* begin Extracted information *

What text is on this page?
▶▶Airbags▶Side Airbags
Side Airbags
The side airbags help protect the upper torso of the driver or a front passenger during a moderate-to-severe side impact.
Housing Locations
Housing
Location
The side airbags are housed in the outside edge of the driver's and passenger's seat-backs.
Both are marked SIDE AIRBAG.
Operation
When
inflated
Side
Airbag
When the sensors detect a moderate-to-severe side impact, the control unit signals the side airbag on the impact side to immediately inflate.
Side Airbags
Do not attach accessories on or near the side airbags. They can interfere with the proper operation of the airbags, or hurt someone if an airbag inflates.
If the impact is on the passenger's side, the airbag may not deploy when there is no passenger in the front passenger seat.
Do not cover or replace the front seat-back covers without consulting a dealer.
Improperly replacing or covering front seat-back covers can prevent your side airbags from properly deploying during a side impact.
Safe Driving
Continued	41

* end Extracted information *

* [Problem]:
Give only the number of lines in the data that hold the word "passenger".

* [Response]:
3